Challenge
Gather up the lines with the word "elles" in them.
+ + +
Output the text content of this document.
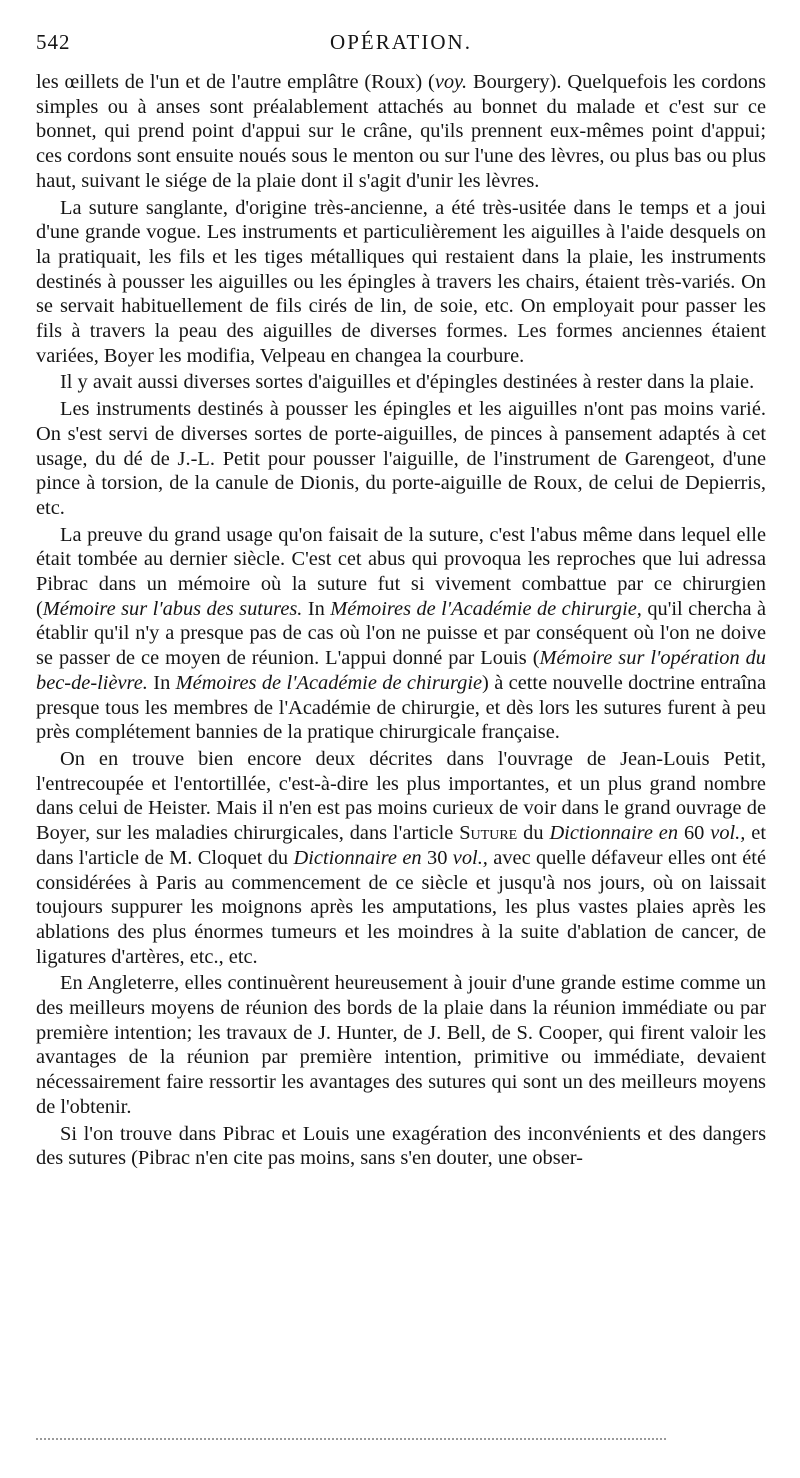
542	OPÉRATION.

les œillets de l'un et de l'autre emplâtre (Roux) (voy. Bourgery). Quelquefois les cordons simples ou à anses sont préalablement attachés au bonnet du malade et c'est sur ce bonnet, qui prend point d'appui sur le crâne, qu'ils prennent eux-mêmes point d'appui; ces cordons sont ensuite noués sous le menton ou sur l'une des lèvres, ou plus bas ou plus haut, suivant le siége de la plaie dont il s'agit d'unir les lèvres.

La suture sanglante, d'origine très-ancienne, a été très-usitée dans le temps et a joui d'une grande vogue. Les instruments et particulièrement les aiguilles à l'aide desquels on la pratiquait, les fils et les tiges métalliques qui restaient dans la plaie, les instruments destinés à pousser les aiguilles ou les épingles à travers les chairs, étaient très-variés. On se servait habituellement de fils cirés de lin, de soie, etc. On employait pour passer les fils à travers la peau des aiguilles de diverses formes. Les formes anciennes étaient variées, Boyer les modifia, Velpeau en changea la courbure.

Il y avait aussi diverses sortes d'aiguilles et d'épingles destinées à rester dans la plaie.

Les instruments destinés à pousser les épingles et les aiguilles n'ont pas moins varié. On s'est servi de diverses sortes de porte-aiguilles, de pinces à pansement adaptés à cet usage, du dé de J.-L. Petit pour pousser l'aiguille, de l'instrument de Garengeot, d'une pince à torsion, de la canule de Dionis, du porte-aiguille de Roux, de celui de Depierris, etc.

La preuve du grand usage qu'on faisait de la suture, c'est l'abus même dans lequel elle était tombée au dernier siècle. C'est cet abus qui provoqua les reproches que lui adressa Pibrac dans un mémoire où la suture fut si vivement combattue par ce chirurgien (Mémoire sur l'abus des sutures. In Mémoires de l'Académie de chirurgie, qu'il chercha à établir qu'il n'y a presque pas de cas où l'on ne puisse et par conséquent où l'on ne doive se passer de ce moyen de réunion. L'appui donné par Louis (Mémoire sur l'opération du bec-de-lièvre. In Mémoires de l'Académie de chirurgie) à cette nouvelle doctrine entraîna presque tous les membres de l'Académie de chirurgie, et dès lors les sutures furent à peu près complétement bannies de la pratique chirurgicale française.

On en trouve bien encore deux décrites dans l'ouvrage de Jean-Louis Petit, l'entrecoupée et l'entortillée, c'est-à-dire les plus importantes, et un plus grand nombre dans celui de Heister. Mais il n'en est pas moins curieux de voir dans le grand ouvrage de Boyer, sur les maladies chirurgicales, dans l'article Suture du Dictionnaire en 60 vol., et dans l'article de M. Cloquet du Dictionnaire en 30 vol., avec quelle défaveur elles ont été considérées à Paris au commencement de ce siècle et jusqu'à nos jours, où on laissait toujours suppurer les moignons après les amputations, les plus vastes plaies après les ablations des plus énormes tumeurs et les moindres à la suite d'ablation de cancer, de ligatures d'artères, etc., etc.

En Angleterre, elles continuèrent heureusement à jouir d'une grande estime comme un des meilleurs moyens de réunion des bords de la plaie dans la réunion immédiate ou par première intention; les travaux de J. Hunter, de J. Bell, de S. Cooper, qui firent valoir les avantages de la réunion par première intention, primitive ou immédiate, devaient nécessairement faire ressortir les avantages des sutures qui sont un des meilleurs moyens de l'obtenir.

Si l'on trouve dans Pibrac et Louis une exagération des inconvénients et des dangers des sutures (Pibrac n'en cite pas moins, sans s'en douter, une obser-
+ + +
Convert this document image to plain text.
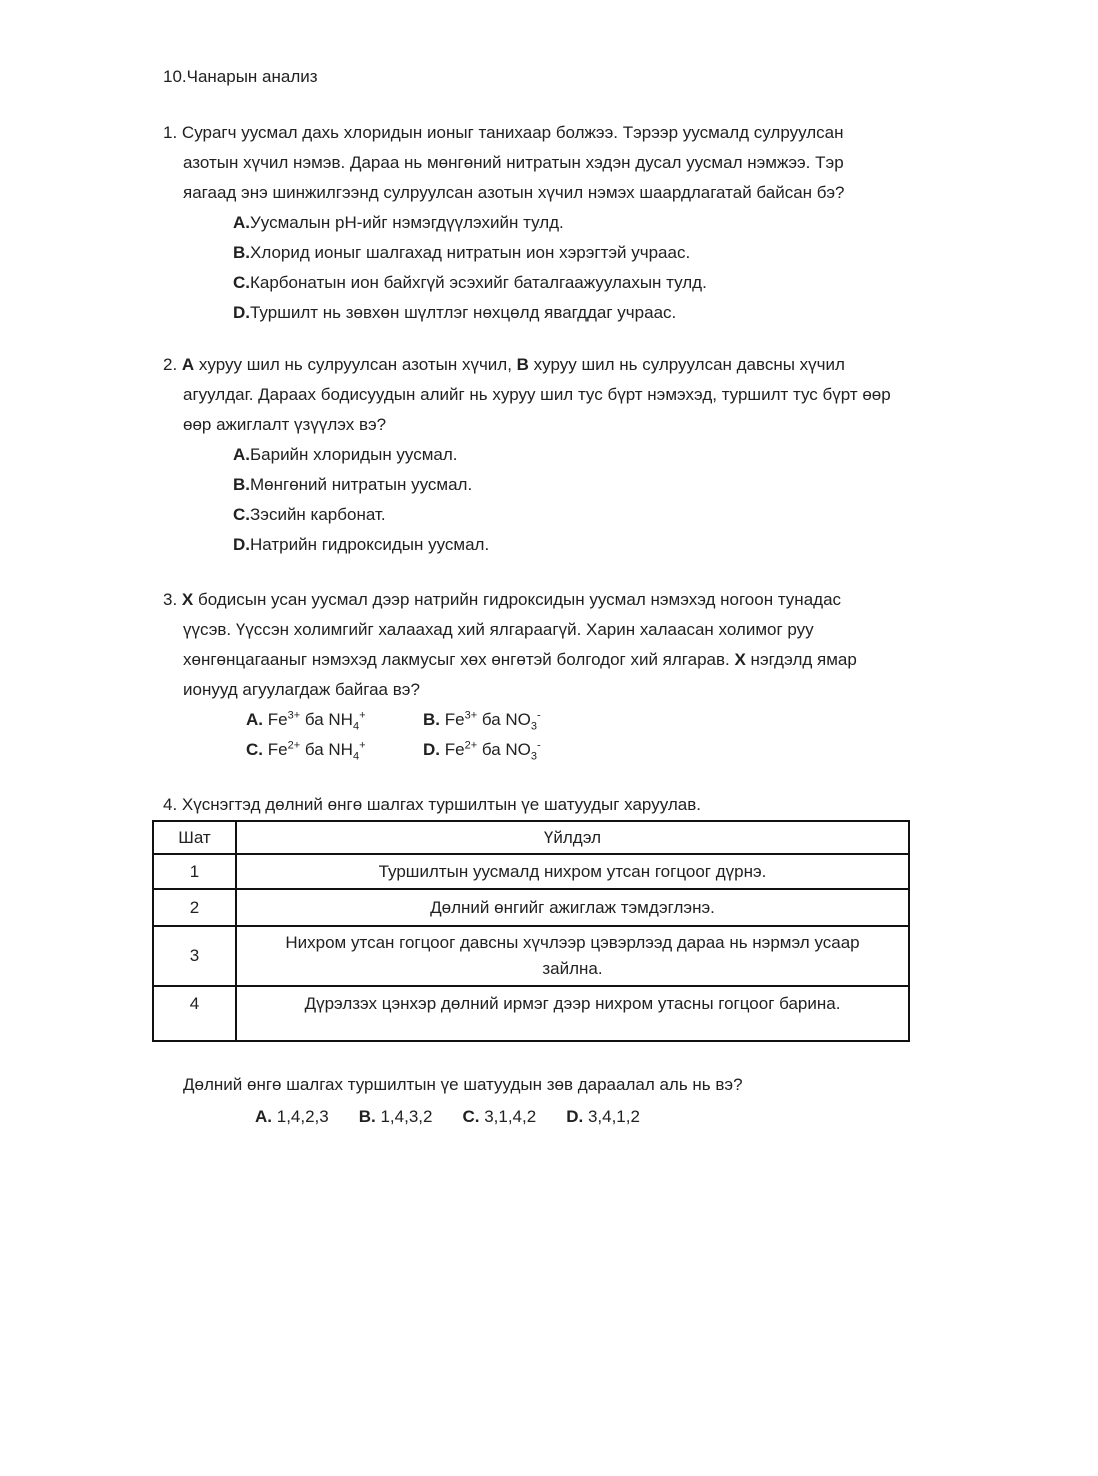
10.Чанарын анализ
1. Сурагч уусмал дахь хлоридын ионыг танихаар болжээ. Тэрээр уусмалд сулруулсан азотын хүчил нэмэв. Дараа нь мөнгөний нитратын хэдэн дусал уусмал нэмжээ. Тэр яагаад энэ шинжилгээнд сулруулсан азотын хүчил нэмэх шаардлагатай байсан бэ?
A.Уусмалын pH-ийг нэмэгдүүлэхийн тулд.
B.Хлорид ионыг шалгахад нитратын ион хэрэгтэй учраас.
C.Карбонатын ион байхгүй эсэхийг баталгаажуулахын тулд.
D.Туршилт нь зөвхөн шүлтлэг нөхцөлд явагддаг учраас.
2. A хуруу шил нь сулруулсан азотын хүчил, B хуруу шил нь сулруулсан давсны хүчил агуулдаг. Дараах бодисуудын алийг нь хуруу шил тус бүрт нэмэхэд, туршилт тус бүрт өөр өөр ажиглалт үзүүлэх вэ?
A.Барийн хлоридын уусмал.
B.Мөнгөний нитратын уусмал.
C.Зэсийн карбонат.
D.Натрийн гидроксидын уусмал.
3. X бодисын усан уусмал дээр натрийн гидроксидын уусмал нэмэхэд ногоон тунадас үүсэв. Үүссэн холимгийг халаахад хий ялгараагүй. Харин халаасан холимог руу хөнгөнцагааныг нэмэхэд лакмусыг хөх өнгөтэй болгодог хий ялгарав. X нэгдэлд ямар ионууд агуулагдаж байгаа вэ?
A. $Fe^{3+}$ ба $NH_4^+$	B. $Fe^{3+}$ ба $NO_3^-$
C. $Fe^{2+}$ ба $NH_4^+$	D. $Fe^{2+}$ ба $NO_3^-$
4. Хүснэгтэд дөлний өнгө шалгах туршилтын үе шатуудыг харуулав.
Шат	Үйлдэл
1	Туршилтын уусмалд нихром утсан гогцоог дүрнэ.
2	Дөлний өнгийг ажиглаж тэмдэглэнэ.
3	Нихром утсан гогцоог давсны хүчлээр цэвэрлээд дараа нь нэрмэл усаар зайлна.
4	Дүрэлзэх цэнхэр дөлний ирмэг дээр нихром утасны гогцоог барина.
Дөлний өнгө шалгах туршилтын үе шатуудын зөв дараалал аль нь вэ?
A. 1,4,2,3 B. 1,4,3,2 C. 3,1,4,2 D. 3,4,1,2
+ + +
Answer to this exercise
On en trouve bien encore deux décrites dans l'ouvrage de Jean-Louis Petit, l'entrecoupée et l'entortillée, c'est-à-dire les plus importantes, et un plus grand nombre dans celui de Heister. Mais il n'en est pas moins curieux de voir dans le grand ouvrage de Boyer, sur les maladies chirurgicales, dans l'article Suture du Dictionnaire en 60 vol., et dans l'article de M. Cloquet du Dictionnaire en 30 vol., avec quelle défaveur elles ont été considérées à Paris au commencement de ce siècle et jusqu'à nos jours, où on laissait toujours suppurer les moignons après les amputations, les plus vastes plaies après les ablations des plus énormes tumeurs et les moindres à la suite d'ablation de cancer, de ligatures d'artères, etc., etc.
En Angleterre, elles continuèrent heureusement à jouir d'une grande estime comme un des meilleurs moyens de réunion des bords de la plaie dans la réunion immédiate ou par première intention; les travaux de J. Hunter, de J. Bell, de S. Cooper, qui firent valoir les avantages de la réunion par première intention, primitive ou immédiate, devaient nécessairement faire ressortir les avantages des sutures qui sont un des meilleurs moyens de l'obtenir.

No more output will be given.